--- The request ---
All of the data below must be repeated exactly.
#####
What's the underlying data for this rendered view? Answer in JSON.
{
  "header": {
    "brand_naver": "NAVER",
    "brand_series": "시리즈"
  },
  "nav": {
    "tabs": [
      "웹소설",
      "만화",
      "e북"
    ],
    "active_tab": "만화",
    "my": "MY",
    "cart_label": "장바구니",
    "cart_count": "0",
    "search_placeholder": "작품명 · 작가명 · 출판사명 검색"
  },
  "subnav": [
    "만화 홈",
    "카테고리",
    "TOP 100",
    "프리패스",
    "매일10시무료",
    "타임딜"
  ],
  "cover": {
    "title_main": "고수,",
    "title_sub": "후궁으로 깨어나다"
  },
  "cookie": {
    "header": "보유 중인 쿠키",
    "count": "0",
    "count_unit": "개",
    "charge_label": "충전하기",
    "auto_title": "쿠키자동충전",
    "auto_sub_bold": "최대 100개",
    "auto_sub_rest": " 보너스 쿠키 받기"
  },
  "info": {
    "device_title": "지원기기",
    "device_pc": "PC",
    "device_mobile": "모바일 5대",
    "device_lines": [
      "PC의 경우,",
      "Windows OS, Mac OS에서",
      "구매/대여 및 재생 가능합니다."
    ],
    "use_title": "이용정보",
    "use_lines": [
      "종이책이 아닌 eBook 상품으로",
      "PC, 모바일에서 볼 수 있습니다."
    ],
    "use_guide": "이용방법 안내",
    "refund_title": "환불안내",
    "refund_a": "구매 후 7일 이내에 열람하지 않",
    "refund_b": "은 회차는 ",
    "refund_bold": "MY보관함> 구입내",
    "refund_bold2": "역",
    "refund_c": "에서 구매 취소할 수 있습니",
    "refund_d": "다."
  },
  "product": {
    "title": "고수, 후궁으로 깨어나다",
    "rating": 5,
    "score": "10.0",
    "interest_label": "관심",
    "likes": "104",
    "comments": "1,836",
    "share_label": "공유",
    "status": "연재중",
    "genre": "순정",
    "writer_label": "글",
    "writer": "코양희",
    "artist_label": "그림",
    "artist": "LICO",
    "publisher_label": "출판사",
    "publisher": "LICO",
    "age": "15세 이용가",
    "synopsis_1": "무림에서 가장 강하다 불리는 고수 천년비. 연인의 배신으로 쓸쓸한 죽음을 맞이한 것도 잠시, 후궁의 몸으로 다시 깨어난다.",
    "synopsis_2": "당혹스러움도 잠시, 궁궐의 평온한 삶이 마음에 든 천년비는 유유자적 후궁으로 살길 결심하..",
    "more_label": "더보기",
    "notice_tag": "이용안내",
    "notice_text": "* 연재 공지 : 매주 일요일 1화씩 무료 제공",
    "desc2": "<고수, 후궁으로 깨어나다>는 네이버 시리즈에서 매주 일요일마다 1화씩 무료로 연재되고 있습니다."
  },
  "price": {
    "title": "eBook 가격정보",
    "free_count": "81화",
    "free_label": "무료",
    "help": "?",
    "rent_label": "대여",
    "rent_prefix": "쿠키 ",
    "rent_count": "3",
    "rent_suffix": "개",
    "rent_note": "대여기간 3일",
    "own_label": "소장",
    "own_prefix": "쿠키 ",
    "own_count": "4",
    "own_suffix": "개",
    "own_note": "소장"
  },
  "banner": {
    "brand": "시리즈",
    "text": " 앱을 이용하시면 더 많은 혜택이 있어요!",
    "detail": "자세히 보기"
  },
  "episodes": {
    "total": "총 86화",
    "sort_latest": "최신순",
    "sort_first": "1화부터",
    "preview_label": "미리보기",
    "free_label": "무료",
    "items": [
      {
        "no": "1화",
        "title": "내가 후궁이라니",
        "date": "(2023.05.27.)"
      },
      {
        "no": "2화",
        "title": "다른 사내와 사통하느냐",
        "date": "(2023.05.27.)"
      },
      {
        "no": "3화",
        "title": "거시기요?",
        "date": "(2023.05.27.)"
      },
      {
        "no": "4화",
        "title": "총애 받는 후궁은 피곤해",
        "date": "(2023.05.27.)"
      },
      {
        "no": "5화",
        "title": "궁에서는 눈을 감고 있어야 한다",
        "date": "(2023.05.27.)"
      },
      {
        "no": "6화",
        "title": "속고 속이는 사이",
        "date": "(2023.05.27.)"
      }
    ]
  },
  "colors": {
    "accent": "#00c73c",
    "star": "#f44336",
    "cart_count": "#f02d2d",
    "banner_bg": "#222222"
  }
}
#####
--- Answer to the problem ---
What's the underlying data for this rendered view? Answer in JSON.
{
  "header": {
    "brand_naver": "NAVER",
    "brand_series": "시리즈"
  },
  "nav": {
    "tabs": [
      "웹소설",
      "만화",
      "e북"
    ],
    "active_tab": "만화",
    "my": "MY",
    "cart_label": "장바구니",
    "cart_count": "0",
    "search_placeholder": "작품명 · 작가명 · 출판사명 검색"
  },
  "subnav": [
    "만화 홈",
    "카테고리",
    "TOP 100",
    "프리패스",
    "매일10시무료",
    "타임딜"
  ],
  "cover": {
    "title_main": "고수,",
    "title_sub": "후궁으로 깨어나다"
  },
  "cookie": {
    "header": "보유 중인 쿠키",
    "count": "0",
    "count_unit": "개",
    "charge_label": "충전하기",
    "auto_title": "쿠키자동충전",
    "auto_sub_bold": "최대 100개",
    "auto_sub_rest": " 보너스 쿠키 받기"
  },
  "info": {
    "device_title": "지원기기",
    "device_pc": "PC",
    "device_mobile": "모바일 5대",
    "device_lines": [
      "PC의 경우,",
      "Windows OS, Mac OS에서",
      "구매/대여 및 재생 가능합니다."
    ],
    "use_title": "이용정보",
    "use_lines": [
      "종이책이 아닌 eBook 상품으로",
      "PC, 모바일에서 볼 수 있습니다."
    ],
    "use_guide": "이용방법 안내",
    "refund_title": "환불안내",
    "refund_a": "구매 후 7일 이내에 열람하지 않",
    "refund_b": "은 회차는 ",
    "refund_bold": "MY보관함> 구입내",
    "refund_bold2": "역",
    "refund_c": "에서 구매 취소할 수 있습니",
    "refund_d": "다."
  },
  "product": {
    "title": "고수, 후궁으로 깨어나다",
    "rating": 5,
    "score": "10.0",
    "interest_label": "관심",
    "likes": "104",
    "comments": "1,836",
    "share_label": "공유",
    "status": "연재중",
    "genre": "순정",
    "writer_label": "글",
    "writer": "코양희",
    "artist_label": "그림",
    "artist": "LICO",
    "publisher_label": "출판사",
    "publisher": "LICO",
    "age": "15세 이용가",
    "synopsis_1": "무림에서 가장 강하다 불리는 고수 천년비. 연인의 배신으로 쓸쓸한 죽음을 맞이한 것도 잠시, 후궁의 몸으로 다시 깨어난다.",
    "synopsis_2": "당혹스러움도 잠시, 궁궐의 평온한 삶이 마음에 든 천년비는 유유자적 후궁으로 살길 결심하..",
    "more_label": "더보기",
    "notice_tag": "이용안내",
    "notice_text": "* 연재 공지 : 매주 일요일 1화씩 무료 제공",
    "desc2": "<고수, 후궁으로 깨어나다>는 네이버 시리즈에서 매주 일요일마다 1화씩 무료로 연재되고 있습니다."
  },
  "price": {
    "title": "eBook 가격정보",
    "free_count": "81화",
    "free_label": "무료",
    "help": "?",
    "rent_label": "대여",
    "rent_prefix": "쿠키 ",
    "rent_count": "3",
    "rent_suffix": "개",
    "rent_note": "대여기간 3일",
    "own_label": "소장",
    "own_prefix": "쿠키 ",
    "own_count": "4",
    "own_suffix": "개",
    "own_note": "소장"
  },
  "banner": {
    "brand": "시리즈",
    "text": " 앱을 이용하시면 더 많은 혜택이 있어요!",
    "detail": "자세히 보기"
  },
  "episodes": {
    "total": "총 86화",
    "sort_latest": "최신순",
    "sort_first": "1화부터",
    "preview_label": "미리보기",
    "free_label": "무료",
    "items": [
      {
        "no": "1화",
        "title": "내가 후궁이라니",
        "date": "(2023.05.27.)"
      },
      {
        "no": "2화",
        "title": "다른 사내와 사통하느냐",
        "date": "(2023.05.27.)"
      },
      {
        "no": "3화",
        "title": "거시기요?",
        "date": "(2023.05.27.)"
      },
      {
        "no": "4화",
        "title": "총애 받는 후궁은 피곤해",
        "date": "(2023.05.27.)"
      },
      {
        "no": "5화",
        "title": "궁에서는 눈을 감고 있어야 한다",
        "date": "(2023.05.27.)"
      },
      {
        "no": "6화",
        "title": "속고 속이는 사이",
        "date": "(2023.05.27.)"
      }
    ]
  },
  "colors": {
    "accent": "#00c73c",
    "star": "#f44336",
    "cart_count": "#f02d2d",
    "banner_bg": "#222222"
  }
}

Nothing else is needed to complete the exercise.